# REQUEST
Write out the entries verbatim and leave the images out of the copy.

** BEGIN DATA FOR THIS EXERCISE **

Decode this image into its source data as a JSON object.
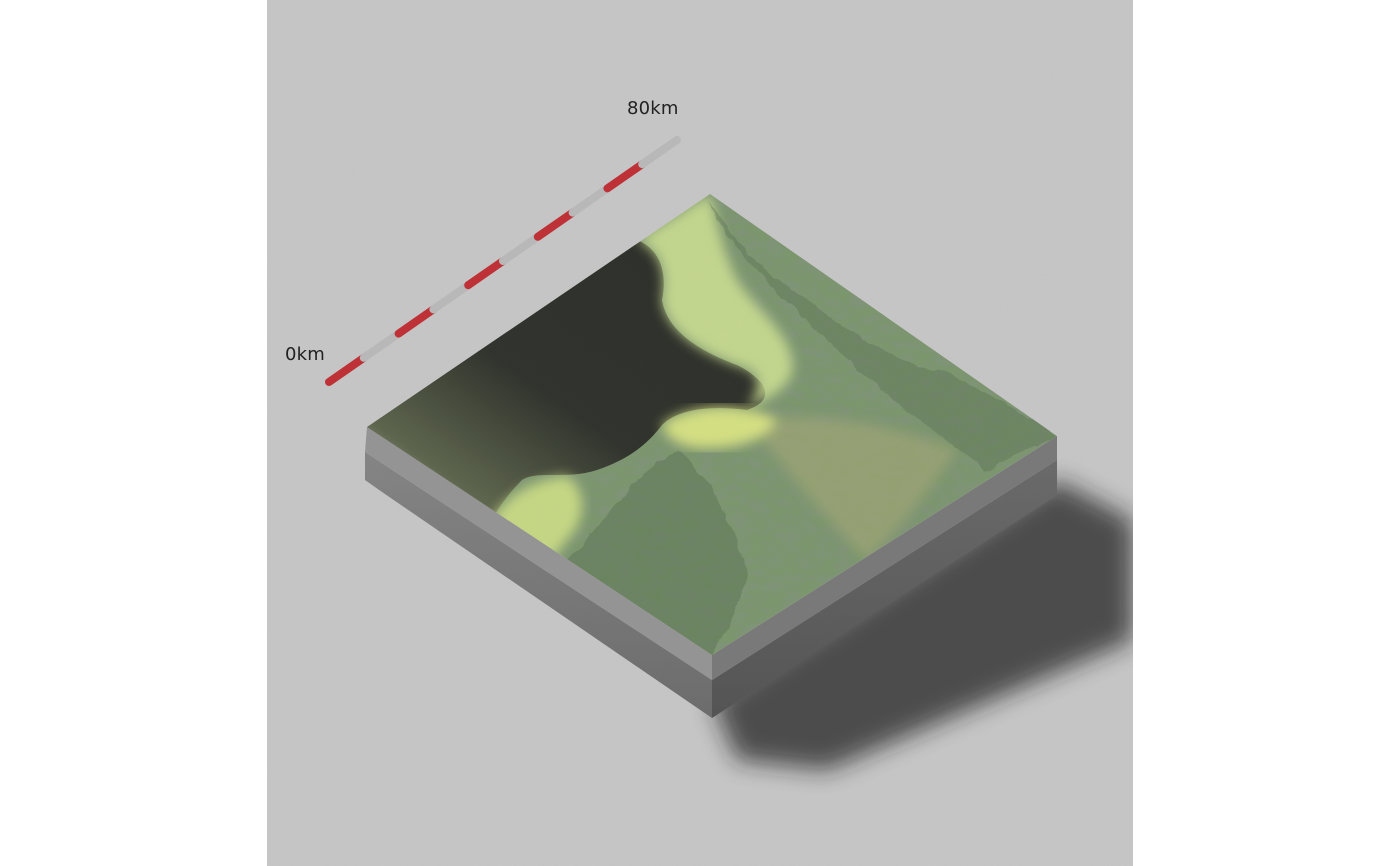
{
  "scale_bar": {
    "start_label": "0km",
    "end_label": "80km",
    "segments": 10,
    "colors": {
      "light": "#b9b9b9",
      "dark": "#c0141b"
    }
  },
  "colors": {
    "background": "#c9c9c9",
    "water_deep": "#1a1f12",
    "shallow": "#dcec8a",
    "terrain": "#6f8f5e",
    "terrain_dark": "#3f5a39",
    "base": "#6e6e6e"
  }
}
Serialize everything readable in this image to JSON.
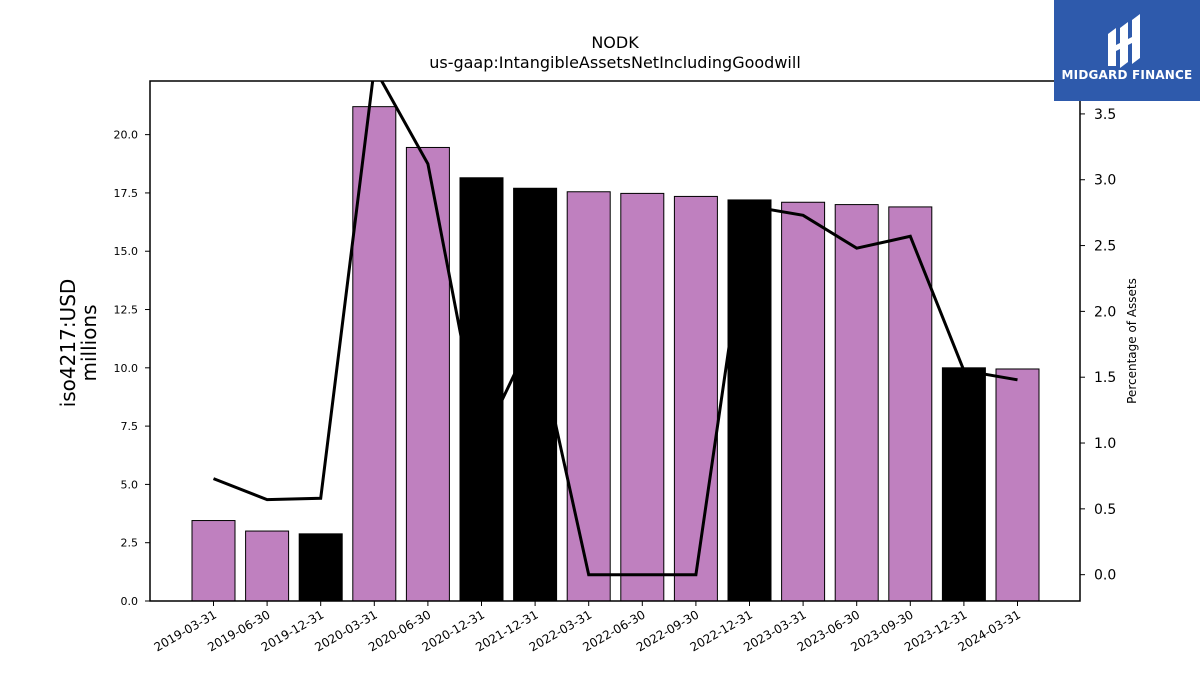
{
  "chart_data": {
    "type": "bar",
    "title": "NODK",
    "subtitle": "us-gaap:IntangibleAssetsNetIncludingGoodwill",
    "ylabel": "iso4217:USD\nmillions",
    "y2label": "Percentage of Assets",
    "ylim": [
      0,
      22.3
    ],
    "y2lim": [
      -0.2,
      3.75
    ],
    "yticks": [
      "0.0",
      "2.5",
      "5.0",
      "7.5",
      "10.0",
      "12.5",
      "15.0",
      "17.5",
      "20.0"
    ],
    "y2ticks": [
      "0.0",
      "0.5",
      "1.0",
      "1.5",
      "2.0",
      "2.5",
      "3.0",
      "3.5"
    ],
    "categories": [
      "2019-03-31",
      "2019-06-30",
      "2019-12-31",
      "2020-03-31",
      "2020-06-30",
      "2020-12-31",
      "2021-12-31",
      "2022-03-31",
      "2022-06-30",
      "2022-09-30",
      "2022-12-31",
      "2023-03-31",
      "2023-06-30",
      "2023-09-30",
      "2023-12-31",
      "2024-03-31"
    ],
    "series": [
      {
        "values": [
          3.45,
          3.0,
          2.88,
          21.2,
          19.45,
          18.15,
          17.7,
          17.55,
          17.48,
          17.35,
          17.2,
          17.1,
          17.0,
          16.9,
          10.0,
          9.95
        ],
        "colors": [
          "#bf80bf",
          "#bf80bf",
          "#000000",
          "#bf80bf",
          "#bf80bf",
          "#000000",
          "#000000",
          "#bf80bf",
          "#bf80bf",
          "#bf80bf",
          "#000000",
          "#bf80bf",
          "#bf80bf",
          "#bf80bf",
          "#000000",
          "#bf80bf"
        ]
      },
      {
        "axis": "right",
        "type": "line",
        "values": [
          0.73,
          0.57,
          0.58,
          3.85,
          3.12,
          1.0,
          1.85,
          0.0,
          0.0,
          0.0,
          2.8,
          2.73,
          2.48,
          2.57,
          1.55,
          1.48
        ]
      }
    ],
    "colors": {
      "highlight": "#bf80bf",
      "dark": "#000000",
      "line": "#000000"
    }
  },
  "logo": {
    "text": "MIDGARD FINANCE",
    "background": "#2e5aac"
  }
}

** END DATA FOR THIS EXERCISE **

# RESPONSE TO THIS TASK
Decode this image into its source data as a JSON object.
{
  "scale_bar": {
    "start_label": "0km",
    "end_label": "80km",
    "segments": 10,
    "colors": {
      "light": "#b9b9b9",
      "dark": "#c0141b"
    }
  },
  "colors": {
    "background": "#c9c9c9",
    "water_deep": "#1a1f12",
    "shallow": "#dcec8a",
    "terrain": "#6f8f5e",
    "terrain_dark": "#3f5a39",
    "base": "#6e6e6e"
  }
}
Serialize everything readable in this image to JSON.
{
  "chart_data": {
    "type": "bar",
    "title": "NODK",
    "subtitle": "us-gaap:IntangibleAssetsNetIncludingGoodwill",
    "ylabel": "iso4217:USD\nmillions",
    "y2label": "Percentage of Assets",
    "ylim": [
      0,
      22.3
    ],
    "y2lim": [
      -0.2,
      3.75
    ],
    "yticks": [
      "0.0",
      "2.5",
      "5.0",
      "7.5",
      "10.0",
      "12.5",
      "15.0",
      "17.5",
      "20.0"
    ],
    "y2ticks": [
      "0.0",
      "0.5",
      "1.0",
      "1.5",
      "2.0",
      "2.5",
      "3.0",
      "3.5"
    ],
    "categories": [
      "2019-03-31",
      "2019-06-30",
      "2019-12-31",
      "2020-03-31",
      "2020-06-30",
      "2020-12-31",
      "2021-12-31",
      "2022-03-31",
      "2022-06-30",
      "2022-09-30",
      "2022-12-31",
      "2023-03-31",
      "2023-06-30",
      "2023-09-30",
      "2023-12-31",
      "2024-03-31"
    ],
    "series": [
      {
        "values": [
          3.45,
          3.0,
          2.88,
          21.2,
          19.45,
          18.15,
          17.7,
          17.55,
          17.48,
          17.35,
          17.2,
          17.1,
          17.0,
          16.9,
          10.0,
          9.95
        ],
        "colors": [
          "#bf80bf",
          "#bf80bf",
          "#000000",
          "#bf80bf",
          "#bf80bf",
          "#000000",
          "#000000",
          "#bf80bf",
          "#bf80bf",
          "#bf80bf",
          "#000000",
          "#bf80bf",
          "#bf80bf",
          "#bf80bf",
          "#000000",
          "#bf80bf"
        ]
      },
      {
        "axis": "right",
        "type": "line",
        "values": [
          0.73,
          0.57,
          0.58,
          3.85,
          3.12,
          1.0,
          1.85,
          0.0,
          0.0,
          0.0,
          2.8,
          2.73,
          2.48,
          2.57,
          1.55,
          1.48
        ]
      }
    ],
    "colors": {
      "highlight": "#bf80bf",
      "dark": "#000000",
      "line": "#000000"
    }
  },
  "logo": {
    "text": "MIDGARD FINANCE",
    "background": "#2e5aac"
  }
}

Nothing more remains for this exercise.